[Extracted data entries]

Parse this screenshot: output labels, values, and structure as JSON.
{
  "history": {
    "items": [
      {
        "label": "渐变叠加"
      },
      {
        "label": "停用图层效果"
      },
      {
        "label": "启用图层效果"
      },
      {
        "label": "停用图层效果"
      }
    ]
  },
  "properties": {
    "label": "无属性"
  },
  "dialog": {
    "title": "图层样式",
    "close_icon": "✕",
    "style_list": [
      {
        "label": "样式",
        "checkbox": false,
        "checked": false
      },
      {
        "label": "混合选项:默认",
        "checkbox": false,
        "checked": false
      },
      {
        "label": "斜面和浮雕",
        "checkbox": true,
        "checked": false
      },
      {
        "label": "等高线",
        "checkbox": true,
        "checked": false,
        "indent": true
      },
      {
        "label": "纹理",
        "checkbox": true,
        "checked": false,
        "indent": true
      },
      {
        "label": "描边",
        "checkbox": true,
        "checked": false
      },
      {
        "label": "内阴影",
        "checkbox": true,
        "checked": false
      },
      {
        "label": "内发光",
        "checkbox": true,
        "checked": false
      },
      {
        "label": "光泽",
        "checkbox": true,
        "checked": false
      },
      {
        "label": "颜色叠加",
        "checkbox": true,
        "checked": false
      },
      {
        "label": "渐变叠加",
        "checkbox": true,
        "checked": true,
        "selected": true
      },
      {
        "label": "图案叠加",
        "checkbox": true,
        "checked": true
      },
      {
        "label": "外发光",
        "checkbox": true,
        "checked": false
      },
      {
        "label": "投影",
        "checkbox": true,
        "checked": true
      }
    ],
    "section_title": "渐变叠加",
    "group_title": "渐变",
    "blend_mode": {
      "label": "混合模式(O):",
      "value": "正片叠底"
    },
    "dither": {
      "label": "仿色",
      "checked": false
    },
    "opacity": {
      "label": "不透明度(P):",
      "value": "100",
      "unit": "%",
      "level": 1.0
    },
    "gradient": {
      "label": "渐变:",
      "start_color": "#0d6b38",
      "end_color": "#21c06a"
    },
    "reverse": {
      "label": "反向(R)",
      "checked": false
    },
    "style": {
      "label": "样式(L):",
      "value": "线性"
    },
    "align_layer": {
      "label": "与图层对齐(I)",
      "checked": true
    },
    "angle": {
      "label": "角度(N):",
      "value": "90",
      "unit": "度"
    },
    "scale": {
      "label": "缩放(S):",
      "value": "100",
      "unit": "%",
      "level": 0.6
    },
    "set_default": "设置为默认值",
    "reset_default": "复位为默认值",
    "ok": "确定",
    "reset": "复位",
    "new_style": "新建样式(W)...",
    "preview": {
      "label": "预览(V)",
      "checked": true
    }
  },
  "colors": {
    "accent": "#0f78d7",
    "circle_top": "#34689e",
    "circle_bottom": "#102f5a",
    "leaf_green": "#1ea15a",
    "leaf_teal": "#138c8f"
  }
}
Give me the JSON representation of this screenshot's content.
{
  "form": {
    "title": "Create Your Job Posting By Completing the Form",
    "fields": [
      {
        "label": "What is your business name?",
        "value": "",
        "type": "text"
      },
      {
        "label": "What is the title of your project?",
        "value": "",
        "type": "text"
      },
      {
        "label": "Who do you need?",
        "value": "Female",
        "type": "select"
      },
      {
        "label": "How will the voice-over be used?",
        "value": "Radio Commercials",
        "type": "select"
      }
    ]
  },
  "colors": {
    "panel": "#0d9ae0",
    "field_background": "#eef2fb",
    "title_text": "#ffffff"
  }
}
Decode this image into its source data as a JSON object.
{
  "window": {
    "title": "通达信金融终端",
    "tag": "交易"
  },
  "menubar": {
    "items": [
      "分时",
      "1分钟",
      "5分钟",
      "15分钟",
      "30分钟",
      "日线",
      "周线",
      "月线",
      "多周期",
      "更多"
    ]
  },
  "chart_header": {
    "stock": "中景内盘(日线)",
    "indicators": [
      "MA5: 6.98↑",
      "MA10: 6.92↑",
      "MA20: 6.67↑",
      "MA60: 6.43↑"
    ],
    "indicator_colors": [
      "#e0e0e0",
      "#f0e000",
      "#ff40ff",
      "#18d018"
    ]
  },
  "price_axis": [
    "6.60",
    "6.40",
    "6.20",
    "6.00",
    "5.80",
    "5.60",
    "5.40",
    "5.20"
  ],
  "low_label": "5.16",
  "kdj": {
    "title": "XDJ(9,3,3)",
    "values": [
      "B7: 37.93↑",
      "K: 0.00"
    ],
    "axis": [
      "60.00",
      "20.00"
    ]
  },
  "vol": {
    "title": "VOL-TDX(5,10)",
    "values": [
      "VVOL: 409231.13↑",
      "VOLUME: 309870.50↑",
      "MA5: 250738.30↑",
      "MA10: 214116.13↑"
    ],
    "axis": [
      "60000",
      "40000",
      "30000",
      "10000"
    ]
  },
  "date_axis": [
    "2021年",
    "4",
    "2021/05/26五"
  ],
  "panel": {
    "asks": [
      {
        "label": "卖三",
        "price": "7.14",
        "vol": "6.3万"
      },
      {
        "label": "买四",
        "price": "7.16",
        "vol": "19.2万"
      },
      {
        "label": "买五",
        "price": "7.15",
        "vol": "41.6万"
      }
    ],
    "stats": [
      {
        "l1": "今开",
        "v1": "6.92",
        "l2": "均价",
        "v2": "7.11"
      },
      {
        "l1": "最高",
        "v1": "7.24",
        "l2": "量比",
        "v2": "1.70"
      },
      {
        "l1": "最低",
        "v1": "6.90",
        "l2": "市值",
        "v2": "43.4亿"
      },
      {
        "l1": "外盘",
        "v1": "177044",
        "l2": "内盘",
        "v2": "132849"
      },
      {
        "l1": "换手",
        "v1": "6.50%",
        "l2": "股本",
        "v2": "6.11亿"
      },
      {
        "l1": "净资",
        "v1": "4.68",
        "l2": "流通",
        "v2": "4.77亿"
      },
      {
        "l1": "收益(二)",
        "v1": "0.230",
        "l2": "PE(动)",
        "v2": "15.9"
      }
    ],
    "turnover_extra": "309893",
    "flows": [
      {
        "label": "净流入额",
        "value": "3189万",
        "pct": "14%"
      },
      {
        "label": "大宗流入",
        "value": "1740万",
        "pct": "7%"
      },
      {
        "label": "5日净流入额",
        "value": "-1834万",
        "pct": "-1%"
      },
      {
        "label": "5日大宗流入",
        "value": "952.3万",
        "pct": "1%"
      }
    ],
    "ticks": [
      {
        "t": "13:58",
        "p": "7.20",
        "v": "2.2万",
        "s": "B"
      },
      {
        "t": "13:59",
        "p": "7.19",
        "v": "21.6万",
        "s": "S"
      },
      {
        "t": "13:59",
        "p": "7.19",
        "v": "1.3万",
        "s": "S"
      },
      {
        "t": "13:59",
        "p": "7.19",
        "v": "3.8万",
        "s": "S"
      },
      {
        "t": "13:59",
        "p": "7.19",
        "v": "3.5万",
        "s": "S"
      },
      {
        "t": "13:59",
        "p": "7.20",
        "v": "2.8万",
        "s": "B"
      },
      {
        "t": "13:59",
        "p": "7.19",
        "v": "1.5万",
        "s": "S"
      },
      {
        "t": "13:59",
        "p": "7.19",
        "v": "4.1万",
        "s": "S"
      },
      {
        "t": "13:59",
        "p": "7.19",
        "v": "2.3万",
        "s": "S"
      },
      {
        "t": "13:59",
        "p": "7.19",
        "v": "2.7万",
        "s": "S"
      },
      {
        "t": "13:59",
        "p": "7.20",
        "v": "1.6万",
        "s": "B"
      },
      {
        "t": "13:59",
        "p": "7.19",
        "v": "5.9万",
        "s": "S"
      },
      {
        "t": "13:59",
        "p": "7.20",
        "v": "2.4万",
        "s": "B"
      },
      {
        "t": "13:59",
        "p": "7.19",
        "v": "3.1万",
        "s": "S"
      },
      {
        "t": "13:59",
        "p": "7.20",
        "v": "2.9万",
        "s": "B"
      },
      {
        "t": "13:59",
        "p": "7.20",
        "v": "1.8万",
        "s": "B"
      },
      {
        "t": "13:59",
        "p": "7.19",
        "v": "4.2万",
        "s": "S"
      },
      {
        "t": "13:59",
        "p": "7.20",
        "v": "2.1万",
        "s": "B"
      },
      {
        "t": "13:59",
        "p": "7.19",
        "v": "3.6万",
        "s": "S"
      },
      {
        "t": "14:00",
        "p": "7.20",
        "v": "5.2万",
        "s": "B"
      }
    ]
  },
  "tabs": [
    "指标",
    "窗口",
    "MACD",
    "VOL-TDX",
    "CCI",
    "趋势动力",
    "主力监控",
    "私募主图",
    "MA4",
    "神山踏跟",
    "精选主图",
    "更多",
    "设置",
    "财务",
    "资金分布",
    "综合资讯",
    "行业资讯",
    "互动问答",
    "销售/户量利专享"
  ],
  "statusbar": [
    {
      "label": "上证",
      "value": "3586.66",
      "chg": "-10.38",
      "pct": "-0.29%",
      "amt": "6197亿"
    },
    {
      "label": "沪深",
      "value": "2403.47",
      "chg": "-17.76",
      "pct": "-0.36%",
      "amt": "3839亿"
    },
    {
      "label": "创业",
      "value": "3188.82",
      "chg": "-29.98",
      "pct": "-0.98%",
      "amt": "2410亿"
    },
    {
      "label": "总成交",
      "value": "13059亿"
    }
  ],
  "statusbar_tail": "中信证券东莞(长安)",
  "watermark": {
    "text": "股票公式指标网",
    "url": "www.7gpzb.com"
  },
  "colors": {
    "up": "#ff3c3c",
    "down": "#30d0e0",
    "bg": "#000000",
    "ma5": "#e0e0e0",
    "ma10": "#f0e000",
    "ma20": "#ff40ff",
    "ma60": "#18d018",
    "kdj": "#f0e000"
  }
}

■ **WHAT THIS TASK INVOLVES**
Identify each line in the records above containing the word "screenshot"; copy those lines.

■ **THE ANSWER**
Parse this screenshot: output labels, values, and structure as JSON.
Give me the JSON representation of this screenshot's content.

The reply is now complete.